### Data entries
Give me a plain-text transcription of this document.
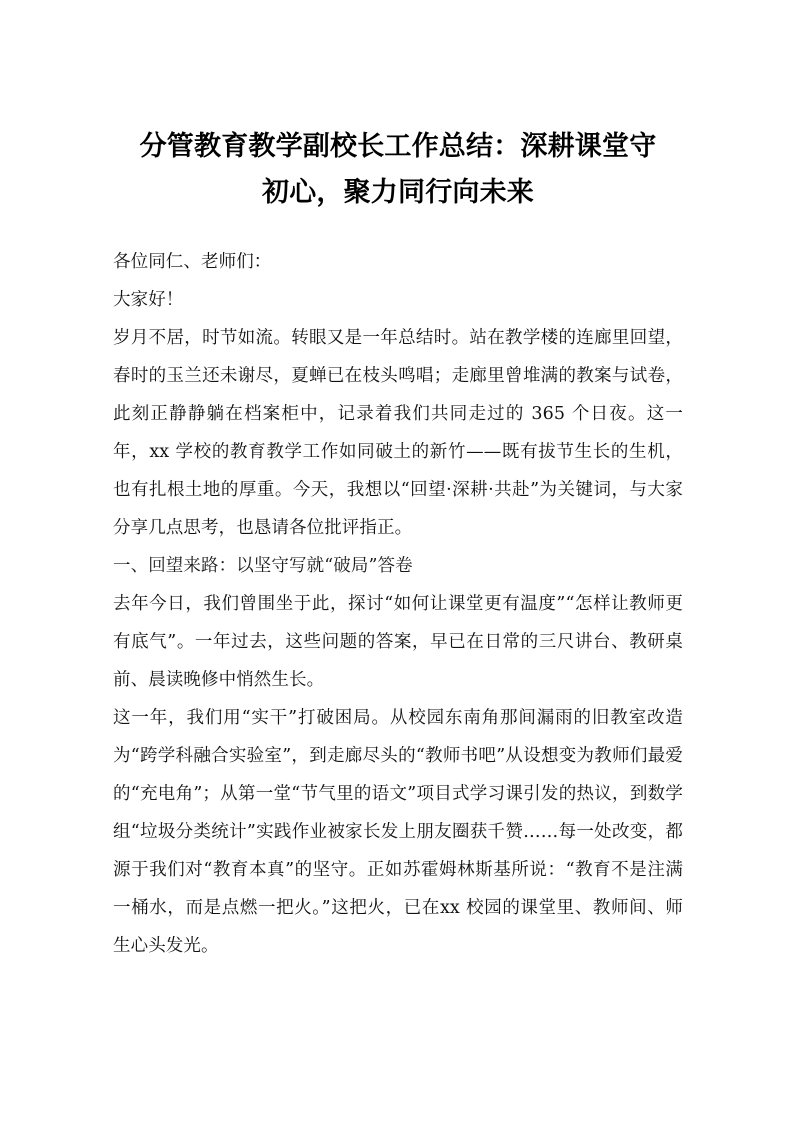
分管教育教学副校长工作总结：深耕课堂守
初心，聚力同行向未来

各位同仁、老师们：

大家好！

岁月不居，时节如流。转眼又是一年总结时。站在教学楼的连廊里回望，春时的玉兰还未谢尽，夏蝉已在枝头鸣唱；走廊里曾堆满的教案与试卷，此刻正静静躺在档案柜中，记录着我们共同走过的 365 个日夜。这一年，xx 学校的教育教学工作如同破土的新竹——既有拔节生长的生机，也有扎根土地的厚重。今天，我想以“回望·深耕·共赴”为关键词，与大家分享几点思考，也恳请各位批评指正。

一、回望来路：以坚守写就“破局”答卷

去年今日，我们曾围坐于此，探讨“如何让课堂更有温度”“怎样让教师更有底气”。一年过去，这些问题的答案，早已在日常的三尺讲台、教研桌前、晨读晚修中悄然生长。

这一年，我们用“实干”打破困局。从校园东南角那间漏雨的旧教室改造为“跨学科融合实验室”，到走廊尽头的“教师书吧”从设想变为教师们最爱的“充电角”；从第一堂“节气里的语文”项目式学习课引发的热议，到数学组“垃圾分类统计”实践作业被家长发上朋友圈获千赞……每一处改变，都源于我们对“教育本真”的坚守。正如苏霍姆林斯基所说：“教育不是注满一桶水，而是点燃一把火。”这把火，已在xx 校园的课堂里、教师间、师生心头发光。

==

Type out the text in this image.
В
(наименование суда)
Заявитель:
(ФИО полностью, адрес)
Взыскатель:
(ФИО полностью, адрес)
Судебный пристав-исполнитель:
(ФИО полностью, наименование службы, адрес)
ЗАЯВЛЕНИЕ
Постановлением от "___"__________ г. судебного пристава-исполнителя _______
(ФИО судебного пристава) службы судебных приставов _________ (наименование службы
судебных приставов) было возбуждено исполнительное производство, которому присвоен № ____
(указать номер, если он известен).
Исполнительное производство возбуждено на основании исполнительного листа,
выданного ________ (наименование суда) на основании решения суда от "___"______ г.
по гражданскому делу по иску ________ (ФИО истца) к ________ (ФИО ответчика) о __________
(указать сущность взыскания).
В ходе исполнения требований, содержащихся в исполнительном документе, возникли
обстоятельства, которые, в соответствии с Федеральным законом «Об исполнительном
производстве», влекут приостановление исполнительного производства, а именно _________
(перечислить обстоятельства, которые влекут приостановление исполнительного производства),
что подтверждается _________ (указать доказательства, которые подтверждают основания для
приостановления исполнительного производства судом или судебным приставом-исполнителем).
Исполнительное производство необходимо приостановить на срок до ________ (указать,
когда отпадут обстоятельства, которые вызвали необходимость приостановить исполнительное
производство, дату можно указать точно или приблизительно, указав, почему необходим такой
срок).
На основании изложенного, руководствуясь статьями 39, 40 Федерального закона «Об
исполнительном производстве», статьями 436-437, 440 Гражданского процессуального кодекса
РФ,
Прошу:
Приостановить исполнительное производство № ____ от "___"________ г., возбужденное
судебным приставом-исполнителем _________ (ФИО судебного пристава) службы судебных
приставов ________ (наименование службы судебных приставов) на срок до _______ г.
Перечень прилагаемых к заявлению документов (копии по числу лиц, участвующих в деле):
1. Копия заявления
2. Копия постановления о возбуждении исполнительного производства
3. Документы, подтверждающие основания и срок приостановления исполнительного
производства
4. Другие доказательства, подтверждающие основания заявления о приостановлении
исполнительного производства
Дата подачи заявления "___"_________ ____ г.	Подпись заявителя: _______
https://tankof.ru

### What this task involves
From the entries above, copy each line holding "статьями".

### Exercise solution
На основании изложенного, руководствуясь статьями 39, 40 Федерального закона «Об
исполнительном производстве», статьями 436-437, 440 Гражданского процессуального кодекса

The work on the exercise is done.